## WHAT IS ASKED:
List all lines of the data containing the word "Smoothed".

[Records excerpted from a collection]

begin

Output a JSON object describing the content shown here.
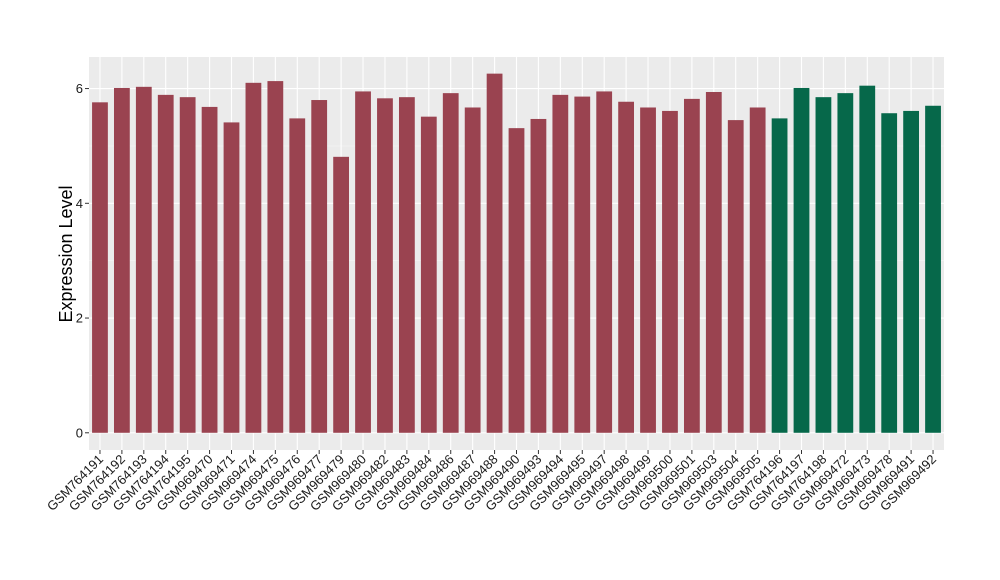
{
  "chart_data": {
    "type": "bar",
    "title": "",
    "xlabel": "",
    "ylabel": "Expression Level",
    "ylim": [
      -0.3,
      6.55
    ],
    "yticks": [
      0,
      2,
      4,
      6
    ],
    "grid": true,
    "legend": "none",
    "colors": {
      "group1": "#9a4350",
      "group2": "#06684a",
      "panel": "#ebebeb",
      "grid_major": "#ffffff",
      "grid_minor": "#f5f5f5"
    },
    "categories": [
      "GSM764191",
      "GSM764192",
      "GSM764193",
      "GSM764194",
      "GSM764195",
      "GSM969470",
      "GSM969471",
      "GSM969474",
      "GSM969475",
      "GSM969476",
      "GSM969477",
      "GSM969479",
      "GSM969480",
      "GSM969482",
      "GSM969483",
      "GSM969484",
      "GSM969486",
      "GSM969487",
      "GSM969488",
      "GSM969490",
      "GSM969493",
      "GSM969494",
      "GSM969495",
      "GSM969497",
      "GSM969498",
      "GSM969499",
      "GSM969500",
      "GSM969501",
      "GSM969503",
      "GSM969504",
      "GSM969505",
      "GSM764196",
      "GSM764197",
      "GSM764198",
      "GSM969472",
      "GSM969473",
      "GSM969478",
      "GSM969491",
      "GSM969492"
    ],
    "values": [
      5.76,
      6.01,
      6.03,
      5.89,
      5.85,
      5.68,
      5.41,
      6.1,
      6.13,
      5.48,
      5.8,
      4.81,
      5.95,
      5.83,
      5.85,
      5.51,
      5.92,
      5.67,
      6.26,
      5.31,
      5.47,
      5.89,
      5.86,
      5.95,
      5.77,
      5.67,
      5.61,
      5.82,
      5.94,
      5.45,
      5.67,
      5.48,
      6.01,
      5.85,
      5.92,
      6.05,
      5.57,
      5.61,
      5.7
    ],
    "groups": [
      "group1",
      "group1",
      "group1",
      "group1",
      "group1",
      "group1",
      "group1",
      "group1",
      "group1",
      "group1",
      "group1",
      "group1",
      "group1",
      "group1",
      "group1",
      "group1",
      "group1",
      "group1",
      "group1",
      "group1",
      "group1",
      "group1",
      "group1",
      "group1",
      "group1",
      "group1",
      "group1",
      "group1",
      "group1",
      "group1",
      "group1",
      "group2",
      "group2",
      "group2",
      "group2",
      "group2",
      "group2",
      "group2",
      "group2"
    ]
  }
}
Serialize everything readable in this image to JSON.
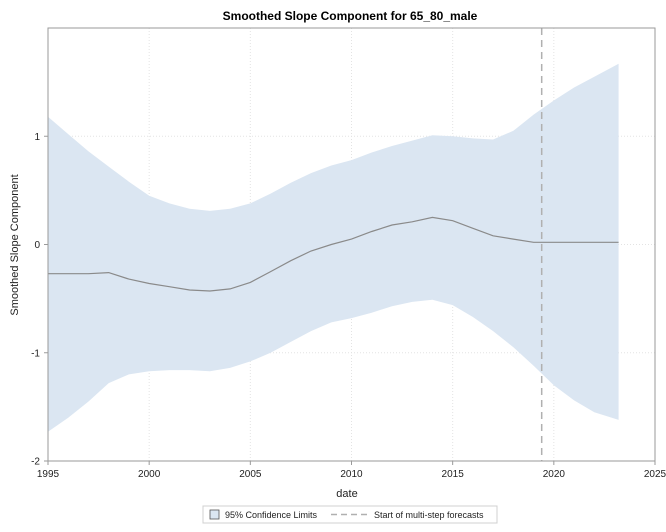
{
  "chart_data": {
    "type": "line",
    "title": "Smoothed Slope Component for 65_80_male",
    "xlabel": "date",
    "ylabel": "Smoothed Slope Component",
    "xlim": [
      1995,
      2025
    ],
    "ylim": [
      -2,
      2
    ],
    "x_ticks": [
      "1995",
      "2000",
      "2005",
      "2010",
      "2015",
      "2020",
      "2025"
    ],
    "y_ticks": [
      "-2",
      "-1",
      "0",
      "1"
    ],
    "grid": true,
    "colors": {
      "band": "#dbe6f2",
      "line": "#8a8a8a",
      "forecast_line": "#b0b0b0",
      "grid": "#e3e3e3",
      "frame": "#9a9a9a"
    },
    "series": [
      {
        "x": [
          1995,
          1997,
          1998,
          1999,
          2000,
          2001,
          2002,
          2003,
          2004,
          2005,
          2006,
          2007,
          2008,
          2009,
          2010,
          2011,
          2012,
          2013,
          2014,
          2015,
          2016,
          2017,
          2018,
          2019,
          2020,
          2021,
          2022,
          2023.2
        ],
        "values": [
          -0.27,
          -0.27,
          -0.26,
          -0.32,
          -0.36,
          -0.39,
          -0.42,
          -0.43,
          -0.41,
          -0.35,
          -0.25,
          -0.15,
          -0.06,
          0.0,
          0.05,
          0.12,
          0.18,
          0.21,
          0.25,
          0.22,
          0.15,
          0.08,
          0.05,
          0.02,
          0.02,
          0.02,
          0.02,
          0.02
        ]
      },
      {
        "name": "95% Confidence Limits",
        "type": "band",
        "x": [
          1995,
          1996,
          1997,
          1998,
          1999,
          2000,
          2001,
          2002,
          2003,
          2004,
          2005,
          2006,
          2007,
          2008,
          2009,
          2010,
          2011,
          2012,
          2013,
          2014,
          2015,
          2016,
          2017,
          2018,
          2019,
          2020,
          2021,
          2022,
          2023.2
        ],
        "upper": [
          1.18,
          1.02,
          0.86,
          0.72,
          0.58,
          0.45,
          0.38,
          0.33,
          0.31,
          0.33,
          0.38,
          0.47,
          0.57,
          0.66,
          0.73,
          0.78,
          0.85,
          0.91,
          0.96,
          1.01,
          1.0,
          0.98,
          0.97,
          1.05,
          1.2,
          1.33,
          1.45,
          1.55,
          1.67
        ],
        "lower": [
          -1.73,
          -1.6,
          -1.45,
          -1.28,
          -1.2,
          -1.17,
          -1.16,
          -1.16,
          -1.17,
          -1.14,
          -1.08,
          -1.0,
          -0.9,
          -0.8,
          -0.72,
          -0.68,
          -0.63,
          -0.57,
          -0.53,
          -0.51,
          -0.56,
          -0.67,
          -0.8,
          -0.95,
          -1.12,
          -1.3,
          -1.44,
          -1.55,
          -1.62
        ]
      }
    ],
    "reference_line": {
      "x": 2019.4,
      "label": "Start of multi-step forecasts"
    },
    "legend": {
      "position": "bottom-center",
      "items": [
        "95% Confidence Limits",
        "Start of multi-step forecasts"
      ]
    }
  }
}
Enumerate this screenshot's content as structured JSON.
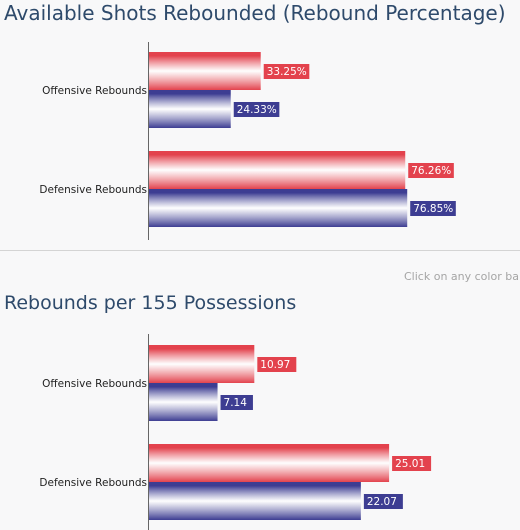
{
  "chart_data": [
    {
      "type": "bar",
      "orientation": "horizontal",
      "title": "Available Shots Rebounded (Rebound Percentage)",
      "categories": [
        "Offensive Rebounds",
        "Defensive Rebounds"
      ],
      "series": [
        {
          "values": [
            33.25,
            76.26
          ],
          "labels": [
            "33.25%",
            "76.26%"
          ],
          "color": "#e3424d"
        },
        {
          "values": [
            24.33,
            76.85
          ],
          "labels": [
            "24.33%",
            "76.85%"
          ],
          "color": "#3d3d92"
        }
      ],
      "xlim": [
        0,
        100
      ]
    },
    {
      "type": "bar",
      "orientation": "horizontal",
      "title": "Rebounds per 155 Possessions",
      "categories": [
        "Offensive Rebounds",
        "Defensive Rebounds"
      ],
      "series": [
        {
          "values": [
            10.97,
            25.01
          ],
          "labels": [
            "10.97",
            "25.01"
          ],
          "color": "#e3424d"
        },
        {
          "values": [
            7.14,
            22.07
          ],
          "labels": [
            "7.14",
            "22.07"
          ],
          "color": "#3d3d92"
        }
      ],
      "xlim": [
        0,
        35
      ]
    }
  ],
  "hint_text": "Click on any color ba"
}
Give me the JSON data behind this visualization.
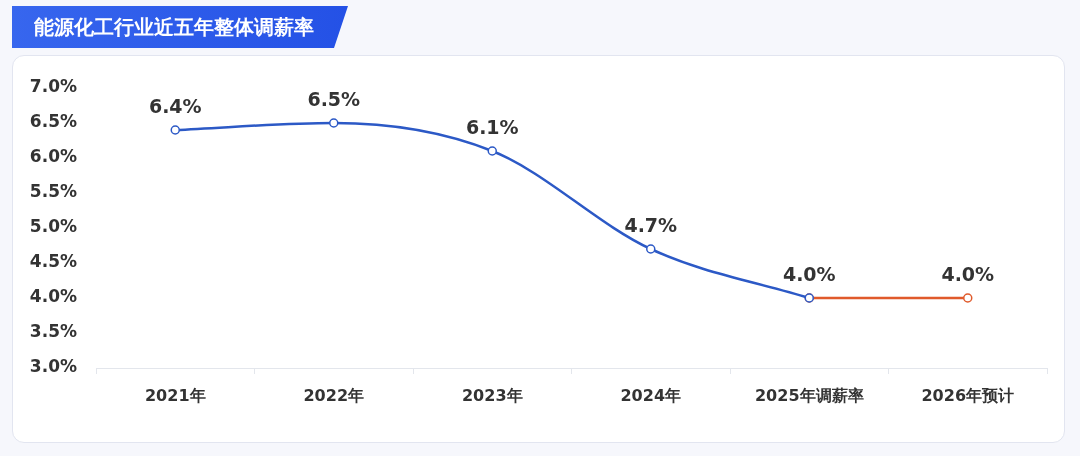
{
  "chart_data": {
    "type": "line",
    "title": "能源化工行业近五年整体调薪率",
    "categories": [
      "2021年",
      "2022年",
      "2023年",
      "2024年",
      "2025年调薪率",
      "2026年预计"
    ],
    "series": [
      {
        "color": "#2c59c6",
        "values": [
          6.4,
          6.5,
          6.1,
          4.7,
          4.0,
          null
        ],
        "value_labels": [
          "6.4%",
          "6.5%",
          "6.1%",
          "4.7%",
          "4.0%",
          null
        ]
      },
      {
        "color": "#e05a2b",
        "values": [
          null,
          null,
          null,
          null,
          4.0,
          4.0
        ],
        "value_labels": [
          null,
          null,
          null,
          null,
          null,
          "4.0%"
        ]
      }
    ],
    "ylim": [
      3,
      7
    ],
    "yticks": [
      {
        "value": 3,
        "label": "3.0%"
      },
      {
        "value": 3.5,
        "label": "3.5%"
      },
      {
        "value": 4,
        "label": "4.0%"
      },
      {
        "value": 4.5,
        "label": "4.5%"
      },
      {
        "value": 5,
        "label": "5.0%"
      },
      {
        "value": 5.5,
        "label": "5.5%"
      },
      {
        "value": 6,
        "label": "6.0%"
      },
      {
        "value": 6.5,
        "label": "6.5%"
      },
      {
        "value": 7,
        "label": "7.0%"
      }
    ],
    "marker": "circle",
    "line_style": "solid"
  }
}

end

## RESPONSE:
    "title": "Smoothed Slope Component for 65_80_male",
    "ylabel": "Smoothed Slope Component",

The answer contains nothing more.